=== Given information ===

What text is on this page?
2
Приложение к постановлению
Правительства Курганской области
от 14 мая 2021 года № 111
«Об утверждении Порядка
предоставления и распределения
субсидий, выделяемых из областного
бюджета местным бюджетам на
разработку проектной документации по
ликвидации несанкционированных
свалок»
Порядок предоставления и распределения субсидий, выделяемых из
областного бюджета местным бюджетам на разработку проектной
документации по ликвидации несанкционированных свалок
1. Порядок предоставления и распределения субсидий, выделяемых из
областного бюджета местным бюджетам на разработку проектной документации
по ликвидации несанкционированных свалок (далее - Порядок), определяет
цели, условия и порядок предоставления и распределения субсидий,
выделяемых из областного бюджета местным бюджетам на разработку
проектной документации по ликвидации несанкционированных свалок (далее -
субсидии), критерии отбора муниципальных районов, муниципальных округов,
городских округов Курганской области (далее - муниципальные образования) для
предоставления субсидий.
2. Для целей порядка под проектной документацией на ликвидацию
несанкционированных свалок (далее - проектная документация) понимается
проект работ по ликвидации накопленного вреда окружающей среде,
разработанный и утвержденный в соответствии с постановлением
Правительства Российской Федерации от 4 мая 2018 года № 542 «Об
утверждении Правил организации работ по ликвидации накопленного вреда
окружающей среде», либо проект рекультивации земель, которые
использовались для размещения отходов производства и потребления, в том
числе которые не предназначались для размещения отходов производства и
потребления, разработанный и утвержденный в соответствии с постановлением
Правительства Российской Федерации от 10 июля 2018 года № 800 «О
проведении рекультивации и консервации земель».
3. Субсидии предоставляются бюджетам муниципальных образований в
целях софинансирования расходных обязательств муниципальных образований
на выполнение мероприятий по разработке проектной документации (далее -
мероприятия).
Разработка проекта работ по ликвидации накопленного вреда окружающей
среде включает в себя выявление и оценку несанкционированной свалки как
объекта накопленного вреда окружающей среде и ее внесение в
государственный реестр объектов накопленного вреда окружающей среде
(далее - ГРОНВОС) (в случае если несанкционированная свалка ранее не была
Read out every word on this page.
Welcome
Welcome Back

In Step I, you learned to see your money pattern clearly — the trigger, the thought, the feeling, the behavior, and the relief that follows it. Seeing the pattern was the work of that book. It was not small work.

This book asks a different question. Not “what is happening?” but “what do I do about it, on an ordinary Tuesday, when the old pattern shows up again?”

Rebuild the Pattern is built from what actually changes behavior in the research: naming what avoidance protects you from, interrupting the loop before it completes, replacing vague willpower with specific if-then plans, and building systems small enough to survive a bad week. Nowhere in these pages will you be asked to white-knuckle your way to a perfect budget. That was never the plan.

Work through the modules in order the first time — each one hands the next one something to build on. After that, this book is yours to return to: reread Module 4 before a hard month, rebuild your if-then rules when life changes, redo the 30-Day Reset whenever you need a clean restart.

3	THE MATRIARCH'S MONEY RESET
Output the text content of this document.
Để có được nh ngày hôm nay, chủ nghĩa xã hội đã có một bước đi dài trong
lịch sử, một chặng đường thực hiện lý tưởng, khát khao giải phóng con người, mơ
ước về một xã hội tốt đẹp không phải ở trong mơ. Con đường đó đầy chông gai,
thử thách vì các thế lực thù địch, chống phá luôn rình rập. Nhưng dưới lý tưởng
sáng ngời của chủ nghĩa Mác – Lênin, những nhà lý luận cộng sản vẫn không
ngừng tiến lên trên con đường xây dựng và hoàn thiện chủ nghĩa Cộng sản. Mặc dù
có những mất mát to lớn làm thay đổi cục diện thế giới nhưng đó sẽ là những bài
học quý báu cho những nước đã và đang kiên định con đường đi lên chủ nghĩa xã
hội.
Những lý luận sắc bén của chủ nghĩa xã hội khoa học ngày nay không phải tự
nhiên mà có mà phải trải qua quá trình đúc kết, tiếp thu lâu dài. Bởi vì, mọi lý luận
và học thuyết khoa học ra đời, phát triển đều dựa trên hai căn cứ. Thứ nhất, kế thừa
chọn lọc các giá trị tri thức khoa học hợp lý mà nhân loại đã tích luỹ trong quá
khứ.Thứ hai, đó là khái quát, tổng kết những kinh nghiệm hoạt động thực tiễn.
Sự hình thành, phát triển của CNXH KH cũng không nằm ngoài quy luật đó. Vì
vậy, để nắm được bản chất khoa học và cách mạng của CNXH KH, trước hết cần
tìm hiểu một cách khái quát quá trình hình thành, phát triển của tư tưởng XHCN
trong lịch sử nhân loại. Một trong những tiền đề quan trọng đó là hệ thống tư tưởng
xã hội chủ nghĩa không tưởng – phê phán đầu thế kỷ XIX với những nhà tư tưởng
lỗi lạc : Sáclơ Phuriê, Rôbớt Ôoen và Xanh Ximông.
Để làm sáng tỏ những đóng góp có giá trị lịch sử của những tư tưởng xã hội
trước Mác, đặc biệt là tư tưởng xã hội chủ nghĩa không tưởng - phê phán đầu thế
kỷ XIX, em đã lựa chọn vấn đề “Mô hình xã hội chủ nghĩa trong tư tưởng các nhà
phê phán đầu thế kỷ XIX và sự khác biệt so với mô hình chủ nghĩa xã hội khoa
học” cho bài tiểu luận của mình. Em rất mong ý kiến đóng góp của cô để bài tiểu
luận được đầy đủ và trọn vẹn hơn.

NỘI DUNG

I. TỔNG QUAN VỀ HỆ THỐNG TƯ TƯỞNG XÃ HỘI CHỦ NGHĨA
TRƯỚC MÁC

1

===

Task objective —
Using the listing, collect all lines in which the string "утверждении" is found.

Answer to this exercise —
«Об утверждении Порядка
утверждении Правил организации работ по ликвидации накопленного вреда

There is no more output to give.